STATED EXERCISE » Exactly reproduce the entries, dropping any pictures from your copy.

>> begin EXCERPTED RECORDS

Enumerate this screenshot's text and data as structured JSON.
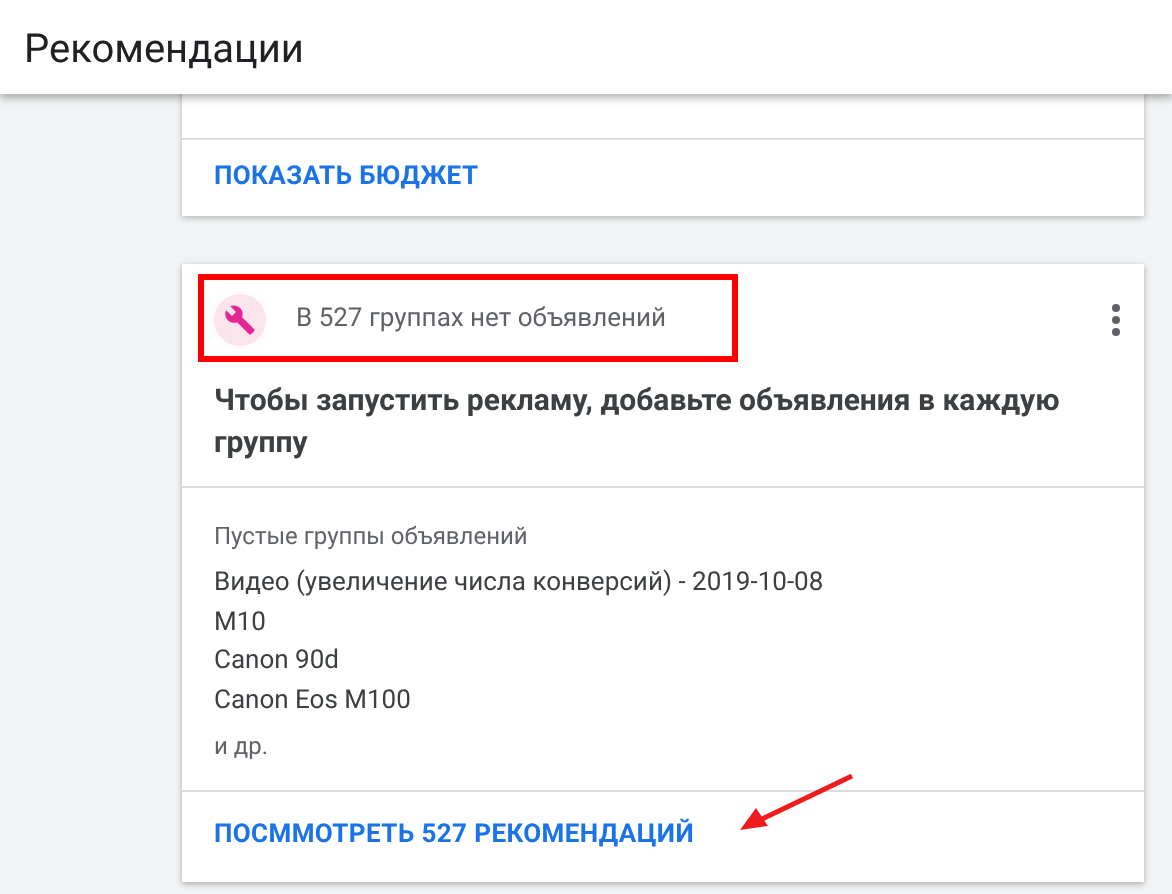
{
  "header": {
    "title": "Рекомендации"
  },
  "cards": [
    {
      "action": "ПОКАЗАТЬ БЮДЖЕТ"
    },
    {
      "status": "В 527 группах нет объявлений",
      "highlighted": true,
      "title": "Чтобы запустить рекламу, добавьте объявления в каждую группу",
      "list_label": "Пустые группы объявлений",
      "items": [
        "Видео (увеличение числа конверсий) - 2019-10-08",
        "M10",
        "Canon 90d",
        "Canon Eos M100"
      ],
      "more": "и др.",
      "action": "ПОСММОТРЕТЬ 527 РЕКОМЕНДАЦИЙ",
      "arrow": true
    }
  ]
}
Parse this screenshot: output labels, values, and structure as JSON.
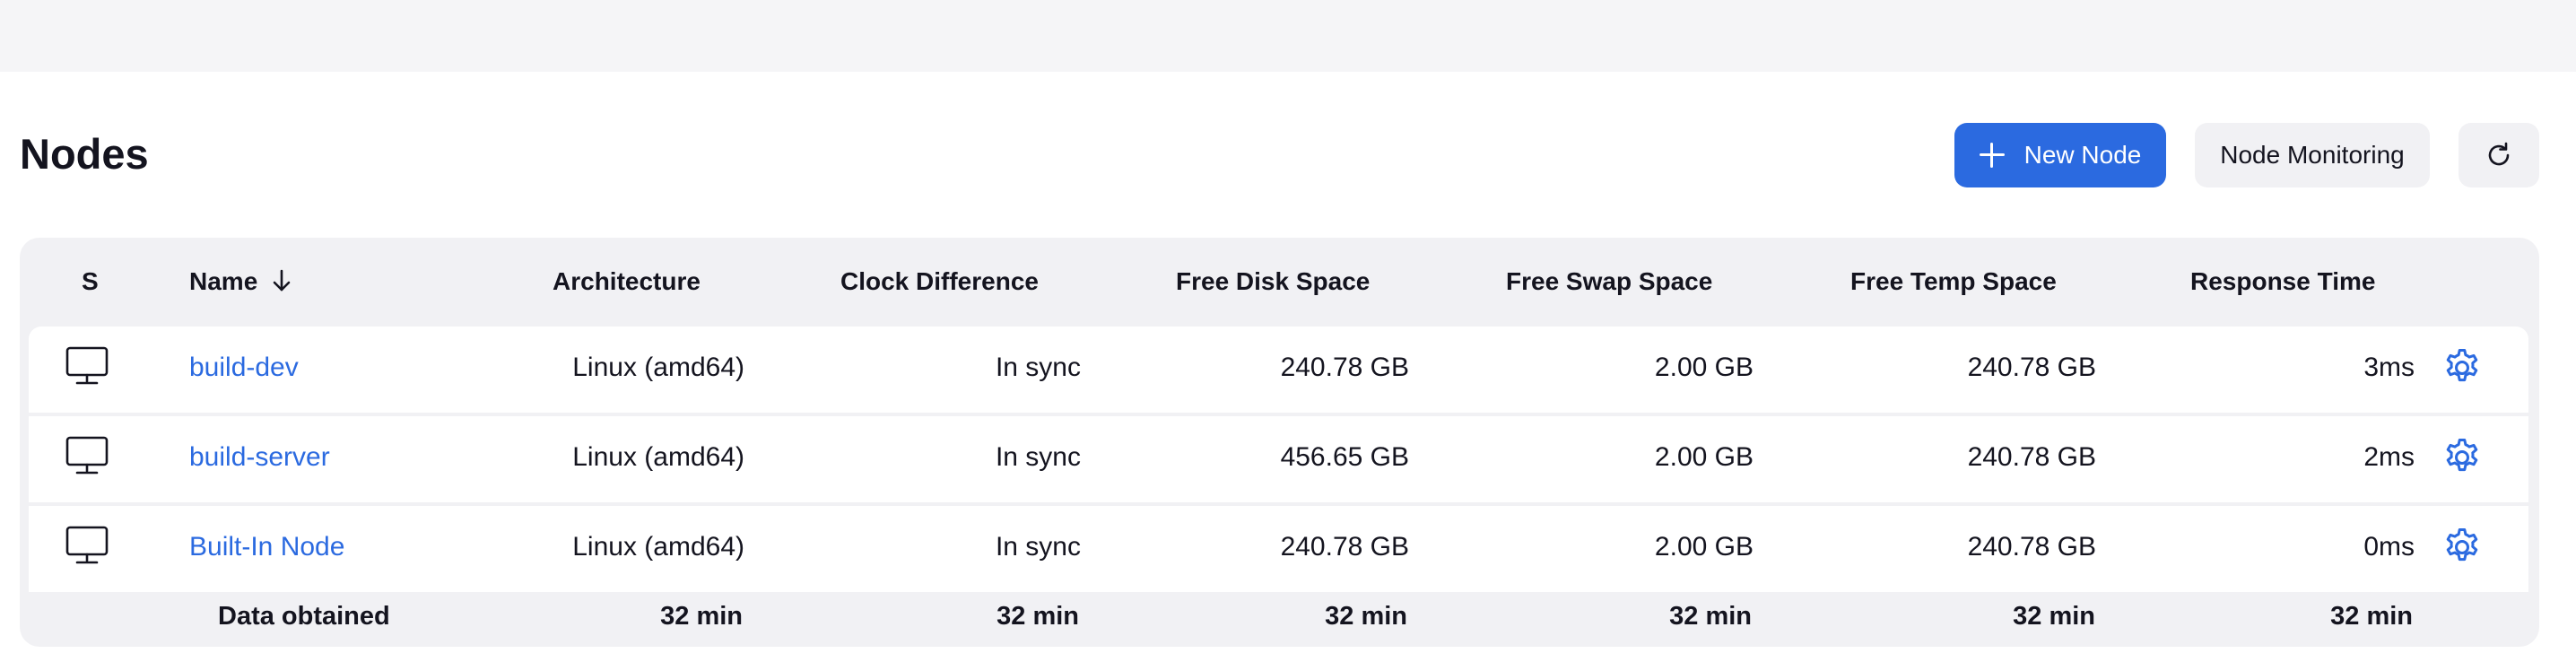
{
  "header": {
    "title": "Nodes",
    "new_node_label": "New Node",
    "monitoring_label": "Node Monitoring",
    "refresh_icon": "refresh-icon",
    "new_icon": "plus-icon"
  },
  "accent_color": "#2b6ae0",
  "table": {
    "columns": {
      "status": "S",
      "name": "Name",
      "architecture": "Architecture",
      "clock": "Clock Difference",
      "disk": "Free Disk Space",
      "swap": "Free Swap Space",
      "temp": "Free Temp Space",
      "response": "Response Time"
    },
    "sort_icon": "arrow-down-icon",
    "rows": [
      {
        "status_icon": "computer-icon",
        "name": "build-dev",
        "architecture": "Linux (amd64)",
        "clock": "In sync",
        "disk": "240.78 GB",
        "swap": "2.00 GB",
        "temp": "240.78 GB",
        "response": "3ms",
        "action_icon": "gear-icon"
      },
      {
        "status_icon": "computer-icon",
        "name": "build-server",
        "architecture": "Linux (amd64)",
        "clock": "In sync",
        "disk": "456.65 GB",
        "swap": "2.00 GB",
        "temp": "240.78 GB",
        "response": "2ms",
        "action_icon": "gear-icon"
      },
      {
        "status_icon": "computer-icon",
        "name": "Built-In Node",
        "architecture": "Linux (amd64)",
        "clock": "In sync",
        "disk": "240.78 GB",
        "swap": "2.00 GB",
        "temp": "240.78 GB",
        "response": "0ms",
        "action_icon": "gear-icon"
      }
    ],
    "footer": {
      "label": "Data obtained",
      "architecture": "32 min",
      "clock": "32 min",
      "disk": "32 min",
      "swap": "32 min",
      "temp": "32 min",
      "response": "32 min"
    }
  }
}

>> end EXCERPTED RECORDS

RIGHT ANSWER »
Enumerate this screenshot's text and data as structured JSON.
{
  "header": {
    "title": "Рекомендации"
  },
  "cards": [
    {
      "action": "ПОКАЗАТЬ БЮДЖЕТ"
    },
    {
      "status": "В 527 группах нет объявлений",
      "highlighted": true,
      "title": "Чтобы запустить рекламу, добавьте объявления в каждую группу",
      "list_label": "Пустые группы объявлений",
      "items": [
        "Видео (увеличение числа конверсий) - 2019-10-08",
        "M10",
        "Canon 90d",
        "Canon Eos M100"
      ],
      "more": "и др.",
      "action": "ПОСММОТРЕТЬ 527 РЕКОМЕНДАЦИЙ",
      "arrow": true
    }
  ]
}
Parse this screenshot: output labels, values, and structure as JSON.
{
  "header": {
    "title": "Nodes",
    "new_node_label": "New Node",
    "monitoring_label": "Node Monitoring",
    "refresh_icon": "refresh-icon",
    "new_icon": "plus-icon"
  },
  "accent_color": "#2b6ae0",
  "table": {
    "columns": {
      "status": "S",
      "name": "Name",
      "architecture": "Architecture",
      "clock": "Clock Difference",
      "disk": "Free Disk Space",
      "swap": "Free Swap Space",
      "temp": "Free Temp Space",
      "response": "Response Time"
    },
    "sort_icon": "arrow-down-icon",
    "rows": [
      {
        "status_icon": "computer-icon",
        "name": "build-dev",
        "architecture": "Linux (amd64)",
        "clock": "In sync",
        "disk": "240.78 GB",
        "swap": "2.00 GB",
        "temp": "240.78 GB",
        "response": "3ms",
        "action_icon": "gear-icon"
      },
      {
        "status_icon": "computer-icon",
        "name": "build-server",
        "architecture": "Linux (amd64)",
        "clock": "In sync",
        "disk": "456.65 GB",
        "swap": "2.00 GB",
        "temp": "240.78 GB",
        "response": "2ms",
        "action_icon": "gear-icon"
      },
      {
        "status_icon": "computer-icon",
        "name": "Built-In Node",
        "architecture": "Linux (amd64)",
        "clock": "In sync",
        "disk": "240.78 GB",
        "swap": "2.00 GB",
        "temp": "240.78 GB",
        "response": "0ms",
        "action_icon": "gear-icon"
      }
    ],
    "footer": {
      "label": "Data obtained",
      "architecture": "32 min",
      "clock": "32 min",
      "disk": "32 min",
      "swap": "32 min",
      "temp": "32 min",
      "response": "32 min"
    }
  }
}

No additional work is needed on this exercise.